* _What the task asks_: Report every line below that holds the word "particule".

======== Data entries ========

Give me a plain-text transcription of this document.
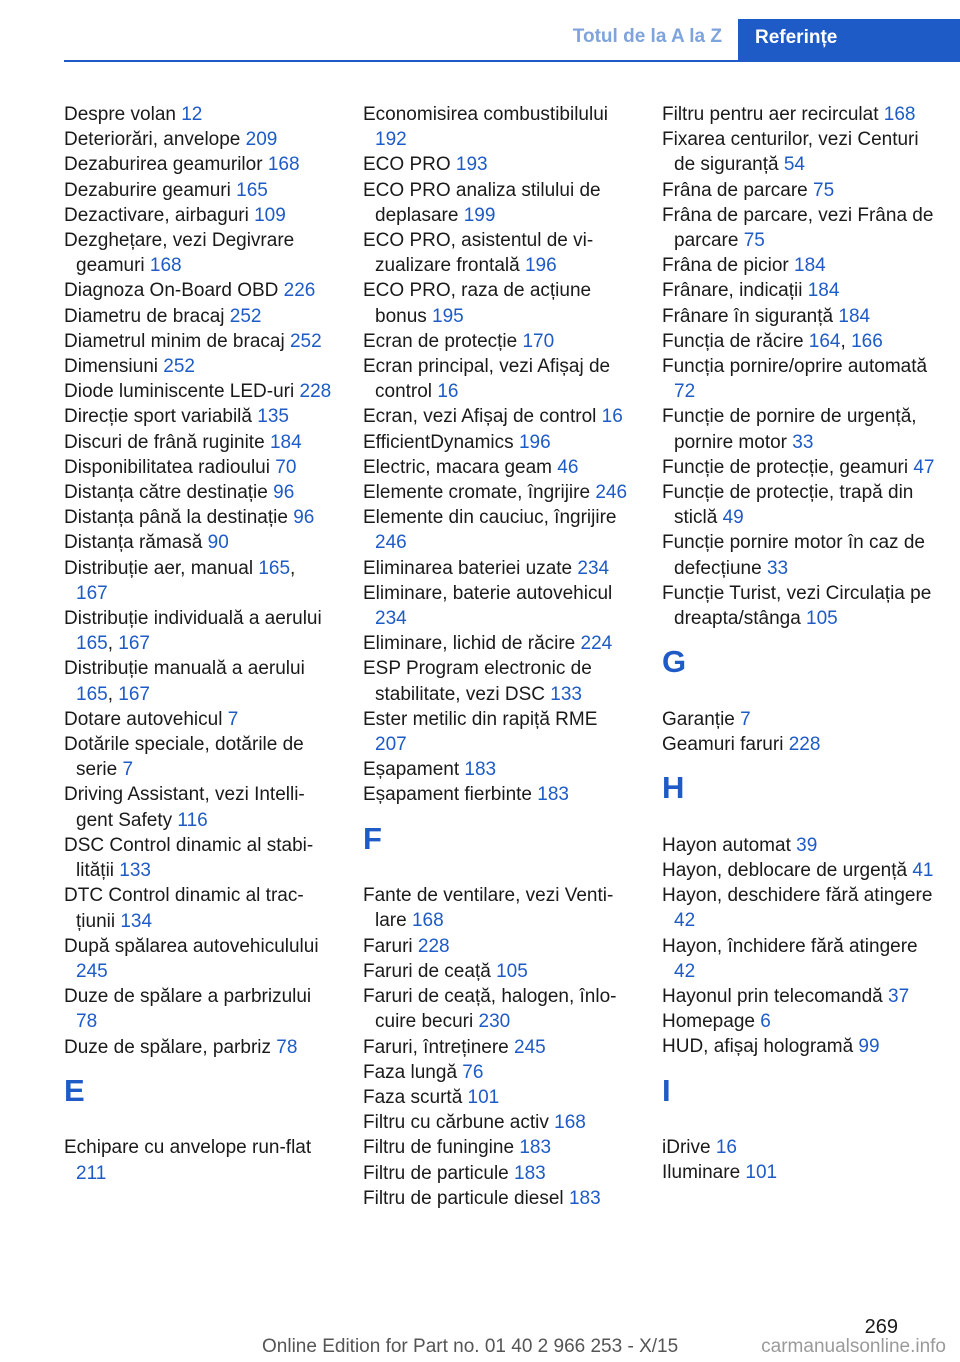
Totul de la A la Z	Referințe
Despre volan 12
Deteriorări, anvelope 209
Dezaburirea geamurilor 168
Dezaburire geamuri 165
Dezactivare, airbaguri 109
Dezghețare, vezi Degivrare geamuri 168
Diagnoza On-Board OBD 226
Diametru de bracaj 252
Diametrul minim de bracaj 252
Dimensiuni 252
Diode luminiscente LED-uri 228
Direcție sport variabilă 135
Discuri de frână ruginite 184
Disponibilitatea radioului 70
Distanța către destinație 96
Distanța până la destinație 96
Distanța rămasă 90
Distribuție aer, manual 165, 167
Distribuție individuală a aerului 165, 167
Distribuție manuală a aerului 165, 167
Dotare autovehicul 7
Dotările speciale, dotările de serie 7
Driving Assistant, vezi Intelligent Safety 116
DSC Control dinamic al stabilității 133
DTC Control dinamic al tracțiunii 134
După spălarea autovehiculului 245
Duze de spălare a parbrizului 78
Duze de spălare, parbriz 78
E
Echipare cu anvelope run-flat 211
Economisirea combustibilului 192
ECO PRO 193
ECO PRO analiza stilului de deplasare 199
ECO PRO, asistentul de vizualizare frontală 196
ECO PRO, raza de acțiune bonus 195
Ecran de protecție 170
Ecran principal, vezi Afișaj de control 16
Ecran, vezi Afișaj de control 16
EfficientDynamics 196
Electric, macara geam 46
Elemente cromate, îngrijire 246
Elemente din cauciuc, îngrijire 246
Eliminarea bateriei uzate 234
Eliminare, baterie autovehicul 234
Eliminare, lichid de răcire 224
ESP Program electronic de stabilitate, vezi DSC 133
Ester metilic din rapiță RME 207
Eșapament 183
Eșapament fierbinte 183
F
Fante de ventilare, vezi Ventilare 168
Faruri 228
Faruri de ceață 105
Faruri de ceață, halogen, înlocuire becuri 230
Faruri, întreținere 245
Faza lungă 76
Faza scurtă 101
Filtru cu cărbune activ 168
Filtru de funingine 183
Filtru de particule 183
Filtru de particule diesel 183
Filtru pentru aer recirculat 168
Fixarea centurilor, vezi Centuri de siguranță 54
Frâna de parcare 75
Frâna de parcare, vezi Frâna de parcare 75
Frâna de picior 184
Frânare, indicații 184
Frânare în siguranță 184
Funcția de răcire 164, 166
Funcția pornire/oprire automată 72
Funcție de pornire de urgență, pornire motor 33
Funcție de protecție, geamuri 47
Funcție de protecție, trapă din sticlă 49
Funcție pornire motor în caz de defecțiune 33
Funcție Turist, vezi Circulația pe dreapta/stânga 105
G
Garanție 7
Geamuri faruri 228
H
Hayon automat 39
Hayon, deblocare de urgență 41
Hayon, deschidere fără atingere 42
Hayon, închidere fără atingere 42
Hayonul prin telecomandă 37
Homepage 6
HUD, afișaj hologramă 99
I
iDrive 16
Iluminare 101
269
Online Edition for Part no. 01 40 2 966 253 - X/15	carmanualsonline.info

========

* _Solution for this problem_:
Filtru de particule 183
Filtru de particule diesel 183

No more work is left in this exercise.